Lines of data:
------------

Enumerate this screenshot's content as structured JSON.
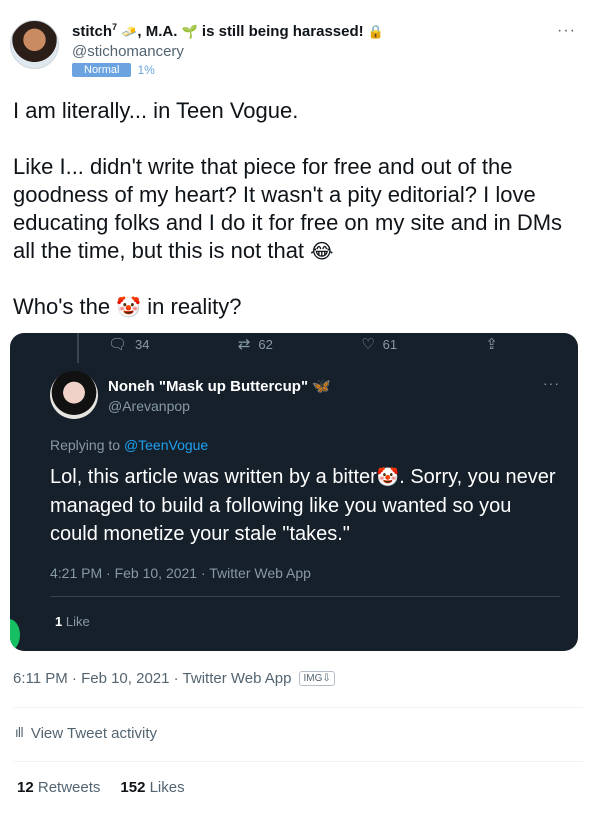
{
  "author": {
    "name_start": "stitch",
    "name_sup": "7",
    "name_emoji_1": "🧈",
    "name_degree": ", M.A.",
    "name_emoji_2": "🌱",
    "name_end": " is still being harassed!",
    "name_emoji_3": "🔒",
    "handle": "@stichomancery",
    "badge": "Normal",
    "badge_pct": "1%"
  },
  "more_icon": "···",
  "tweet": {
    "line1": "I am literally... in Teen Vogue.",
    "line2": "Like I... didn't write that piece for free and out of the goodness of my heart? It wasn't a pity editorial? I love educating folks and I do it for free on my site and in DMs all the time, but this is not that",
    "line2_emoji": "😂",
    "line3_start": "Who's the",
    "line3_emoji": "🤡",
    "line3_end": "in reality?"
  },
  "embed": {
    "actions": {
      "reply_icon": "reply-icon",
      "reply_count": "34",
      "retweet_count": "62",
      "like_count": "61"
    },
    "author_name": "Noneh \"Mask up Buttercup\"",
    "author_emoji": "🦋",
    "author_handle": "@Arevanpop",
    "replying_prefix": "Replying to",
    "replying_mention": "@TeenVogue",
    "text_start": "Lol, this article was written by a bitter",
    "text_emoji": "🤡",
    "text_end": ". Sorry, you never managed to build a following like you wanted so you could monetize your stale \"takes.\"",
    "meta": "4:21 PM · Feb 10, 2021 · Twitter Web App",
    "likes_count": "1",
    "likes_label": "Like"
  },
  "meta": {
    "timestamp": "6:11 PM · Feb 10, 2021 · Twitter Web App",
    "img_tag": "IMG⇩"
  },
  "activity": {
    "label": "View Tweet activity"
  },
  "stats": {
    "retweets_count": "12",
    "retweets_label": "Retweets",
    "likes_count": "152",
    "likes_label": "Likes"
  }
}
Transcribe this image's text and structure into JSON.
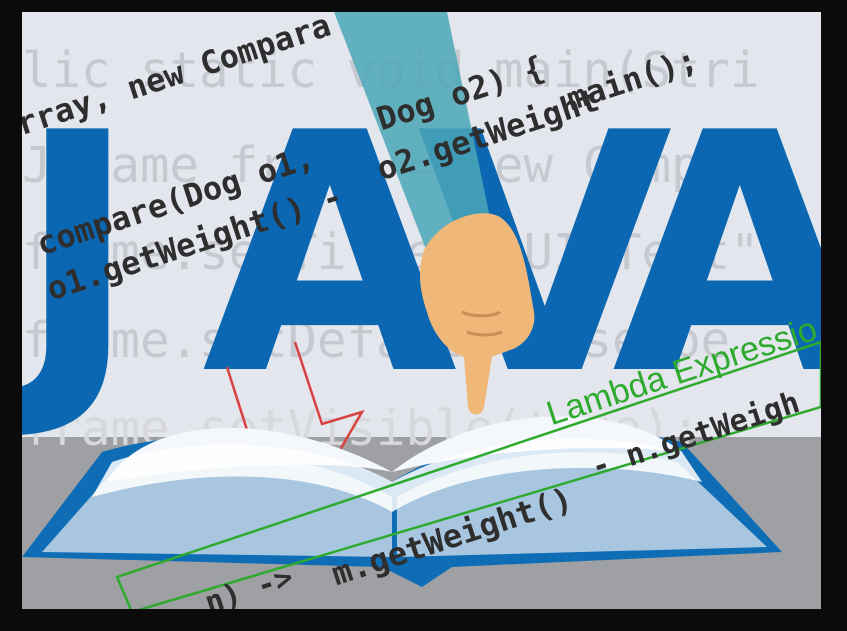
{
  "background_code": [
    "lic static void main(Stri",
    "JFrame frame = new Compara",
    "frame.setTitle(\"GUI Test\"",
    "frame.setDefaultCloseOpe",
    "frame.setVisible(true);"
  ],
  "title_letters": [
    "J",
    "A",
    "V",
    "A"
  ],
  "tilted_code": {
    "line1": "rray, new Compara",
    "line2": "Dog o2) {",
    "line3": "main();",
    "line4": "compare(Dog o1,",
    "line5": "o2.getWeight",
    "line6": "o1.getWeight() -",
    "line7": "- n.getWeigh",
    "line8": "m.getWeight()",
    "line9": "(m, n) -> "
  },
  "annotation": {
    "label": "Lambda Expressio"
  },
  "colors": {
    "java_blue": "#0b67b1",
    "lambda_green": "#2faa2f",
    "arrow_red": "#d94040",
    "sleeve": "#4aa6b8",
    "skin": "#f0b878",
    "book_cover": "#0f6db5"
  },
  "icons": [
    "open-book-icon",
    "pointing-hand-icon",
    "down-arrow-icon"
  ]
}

------------

▶ _Short task_
Scan the material line by line and report each one that contains "Twitter".

▶ _Full solution_
    "meta": "4:21 PM · Feb 10, 2021 · Twitter Web App",
    "timestamp": "6:11 PM · Feb 10, 2021 · Twitter Web App",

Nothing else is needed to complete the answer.